Material provided:
####

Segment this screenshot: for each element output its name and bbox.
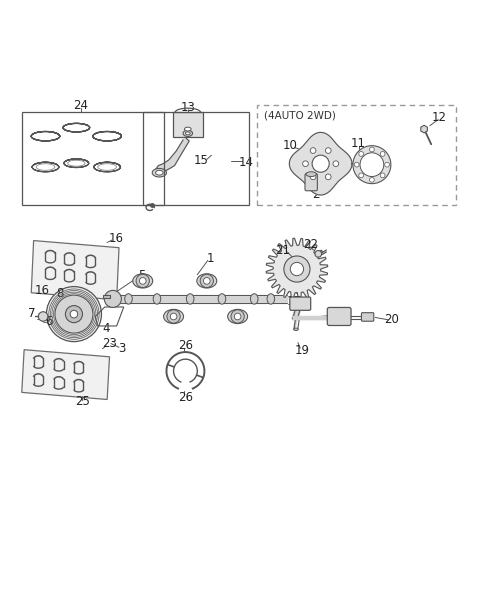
- FancyBboxPatch shape: [103, 295, 109, 299]
- Text: (4AUTO 2WD): (4AUTO 2WD): [264, 110, 336, 120]
- Text: 25: 25: [75, 396, 90, 408]
- Text: 15: 15: [193, 154, 208, 167]
- Text: 13: 13: [180, 101, 195, 114]
- Ellipse shape: [184, 127, 191, 131]
- Text: 20: 20: [384, 314, 399, 326]
- Circle shape: [65, 306, 83, 322]
- Circle shape: [104, 290, 121, 308]
- Text: 8: 8: [56, 287, 63, 300]
- Circle shape: [310, 174, 316, 180]
- FancyBboxPatch shape: [361, 313, 374, 321]
- Ellipse shape: [186, 294, 194, 304]
- Circle shape: [231, 310, 244, 323]
- Circle shape: [70, 311, 78, 318]
- Text: 16: 16: [108, 231, 123, 245]
- FancyBboxPatch shape: [327, 308, 351, 325]
- Text: 6: 6: [46, 315, 53, 328]
- Ellipse shape: [153, 294, 161, 304]
- Text: 2: 2: [312, 187, 320, 201]
- Circle shape: [325, 148, 331, 154]
- Text: 17: 17: [287, 295, 302, 308]
- Text: 5: 5: [139, 269, 146, 282]
- FancyBboxPatch shape: [173, 111, 203, 137]
- Text: 1: 1: [207, 252, 215, 265]
- Circle shape: [360, 153, 384, 177]
- Circle shape: [284, 256, 310, 282]
- Ellipse shape: [133, 274, 153, 288]
- Text: 23: 23: [102, 337, 117, 350]
- Circle shape: [359, 152, 363, 156]
- FancyBboxPatch shape: [305, 174, 317, 191]
- Ellipse shape: [306, 172, 316, 177]
- Circle shape: [170, 313, 177, 320]
- Ellipse shape: [156, 170, 163, 175]
- Text: 12: 12: [432, 111, 447, 124]
- Text: 11: 11: [351, 137, 366, 150]
- Text: 10: 10: [282, 139, 297, 152]
- Circle shape: [359, 173, 363, 178]
- Ellipse shape: [294, 328, 299, 330]
- Circle shape: [384, 162, 389, 167]
- Text: 21: 21: [275, 243, 290, 256]
- Circle shape: [204, 278, 210, 284]
- Circle shape: [55, 295, 93, 333]
- Circle shape: [354, 162, 359, 167]
- Ellipse shape: [267, 294, 275, 304]
- Bar: [143, 112, 250, 205]
- Circle shape: [353, 146, 391, 184]
- Polygon shape: [31, 240, 119, 300]
- Circle shape: [333, 161, 339, 167]
- Polygon shape: [266, 238, 328, 300]
- Polygon shape: [289, 133, 352, 195]
- FancyBboxPatch shape: [290, 297, 311, 311]
- Ellipse shape: [218, 294, 226, 304]
- Text: 14: 14: [238, 156, 253, 169]
- Circle shape: [310, 148, 316, 154]
- Circle shape: [136, 274, 149, 287]
- Polygon shape: [421, 126, 427, 133]
- Circle shape: [315, 250, 322, 257]
- Polygon shape: [22, 350, 109, 399]
- Text: 24: 24: [73, 99, 89, 112]
- Ellipse shape: [152, 168, 167, 177]
- Ellipse shape: [183, 130, 192, 136]
- Text: 3: 3: [119, 342, 126, 355]
- Ellipse shape: [197, 274, 217, 288]
- Text: 7: 7: [28, 307, 36, 320]
- Text: 22: 22: [303, 238, 318, 251]
- Text: 4: 4: [102, 322, 109, 335]
- Circle shape: [380, 173, 385, 178]
- Circle shape: [167, 310, 180, 323]
- Ellipse shape: [164, 309, 183, 324]
- Circle shape: [325, 174, 331, 180]
- Circle shape: [38, 312, 48, 321]
- Circle shape: [139, 278, 146, 284]
- Text: 26: 26: [178, 339, 193, 352]
- Text: 18: 18: [326, 314, 341, 327]
- Text: 16: 16: [34, 284, 49, 297]
- Circle shape: [302, 161, 308, 167]
- Circle shape: [312, 155, 329, 172]
- Ellipse shape: [251, 294, 258, 304]
- Ellipse shape: [228, 309, 248, 324]
- Circle shape: [290, 262, 303, 275]
- Circle shape: [370, 177, 374, 182]
- Circle shape: [47, 287, 101, 342]
- Circle shape: [380, 152, 385, 156]
- Circle shape: [200, 274, 214, 287]
- Bar: [22, 112, 164, 205]
- Circle shape: [370, 147, 374, 152]
- Text: 26: 26: [178, 391, 193, 403]
- Ellipse shape: [125, 294, 132, 304]
- Ellipse shape: [185, 132, 190, 134]
- Circle shape: [234, 313, 241, 320]
- Polygon shape: [156, 139, 189, 174]
- Text: 19: 19: [294, 344, 309, 357]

####

Short task:
Could you reproduce every line of the records above verbatim, leaving out the pictures?

Output of the task:
Segment this screenshot: for each element output its name and bbox.
- FancyBboxPatch shape: [103, 295, 109, 299]
- Text: (4AUTO 2WD): (4AUTO 2WD): [264, 110, 336, 120]
- Text: 25: 25: [75, 396, 90, 408]
- Text: 15: 15: [193, 154, 208, 167]
- Text: 13: 13: [180, 101, 195, 114]
- Ellipse shape: [184, 127, 191, 131]
- Text: 20: 20: [384, 314, 399, 326]
- Circle shape: [65, 306, 83, 322]
- Circle shape: [104, 290, 121, 308]
- Text: 8: 8: [56, 287, 63, 300]
- Circle shape: [310, 174, 316, 180]
- FancyBboxPatch shape: [361, 313, 374, 321]
- Ellipse shape: [186, 294, 194, 304]
- Circle shape: [231, 310, 244, 323]
- Circle shape: [70, 311, 78, 318]
- Text: 16: 16: [108, 231, 123, 245]
- FancyBboxPatch shape: [327, 308, 351, 325]
- Text: 6: 6: [46, 315, 53, 328]
- Ellipse shape: [153, 294, 161, 304]
- Text: 2: 2: [312, 187, 320, 201]
- Circle shape: [325, 148, 331, 154]
- Text: 17: 17: [287, 295, 302, 308]
- Text: 5: 5: [139, 269, 146, 282]
- FancyBboxPatch shape: [173, 111, 203, 137]
- Text: 1: 1: [207, 252, 215, 265]
- Circle shape: [360, 153, 384, 177]
- Circle shape: [284, 256, 310, 282]
- Ellipse shape: [133, 274, 153, 288]
- Text: 23: 23: [102, 337, 117, 350]
- Circle shape: [359, 152, 363, 156]
- FancyBboxPatch shape: [305, 174, 317, 191]
- Ellipse shape: [306, 172, 316, 177]
- Circle shape: [170, 313, 177, 320]
- Ellipse shape: [156, 170, 163, 175]
- Text: 12: 12: [432, 111, 447, 124]
- Text: 11: 11: [351, 137, 366, 150]
- Text: 10: 10: [282, 139, 297, 152]
- Circle shape: [359, 173, 363, 178]
- Ellipse shape: [294, 328, 299, 330]
- Circle shape: [384, 162, 389, 167]
- Text: 21: 21: [275, 243, 290, 256]
- Circle shape: [204, 278, 210, 284]
- Circle shape: [55, 295, 93, 333]
- Circle shape: [354, 162, 359, 167]
- Ellipse shape: [267, 294, 275, 304]
- Bar: [143, 112, 250, 205]
- Circle shape: [353, 146, 391, 184]
- Polygon shape: [31, 240, 119, 300]
- Circle shape: [333, 161, 339, 167]
- Polygon shape: [266, 238, 328, 300]
- Polygon shape: [289, 133, 352, 195]
- FancyBboxPatch shape: [290, 297, 311, 311]
- Ellipse shape: [218, 294, 226, 304]
- Text: 14: 14: [238, 156, 253, 169]
- Circle shape: [310, 148, 316, 154]
- Circle shape: [136, 274, 149, 287]
- Polygon shape: [421, 126, 427, 133]
- Circle shape: [315, 250, 322, 257]
- Polygon shape: [22, 350, 109, 399]
- Text: 24: 24: [73, 99, 89, 112]
- Ellipse shape: [152, 168, 167, 177]
- Ellipse shape: [183, 130, 192, 136]
- Text: 3: 3: [119, 342, 126, 355]
- Ellipse shape: [197, 274, 217, 288]
- Text: 7: 7: [28, 307, 36, 320]
- Text: 22: 22: [303, 238, 318, 251]
- Text: 4: 4: [102, 322, 109, 335]
- Circle shape: [380, 173, 385, 178]
- Circle shape: [167, 310, 180, 323]
- Ellipse shape: [164, 309, 183, 324]
- Circle shape: [325, 174, 331, 180]
- Circle shape: [38, 312, 48, 321]
- Circle shape: [139, 278, 146, 284]
- Text: 26: 26: [178, 339, 193, 352]
- Text: 18: 18: [326, 314, 341, 327]
- Text: 16: 16: [34, 284, 49, 297]
- Circle shape: [302, 161, 308, 167]
- Circle shape: [312, 155, 329, 172]
- Ellipse shape: [251, 294, 258, 304]
- Ellipse shape: [228, 309, 248, 324]
- Circle shape: [290, 262, 303, 275]
- Circle shape: [370, 177, 374, 182]
- Circle shape: [47, 287, 101, 342]
- Circle shape: [380, 152, 385, 156]
- Circle shape: [200, 274, 214, 287]
- Bar: [22, 112, 164, 205]
- Circle shape: [370, 147, 374, 152]
- Text: 26: 26: [178, 391, 193, 403]
- Ellipse shape: [125, 294, 132, 304]
- Ellipse shape: [185, 132, 190, 134]
- Circle shape: [234, 313, 241, 320]
- Polygon shape: [156, 139, 189, 174]
- Text: 19: 19: [294, 344, 309, 357]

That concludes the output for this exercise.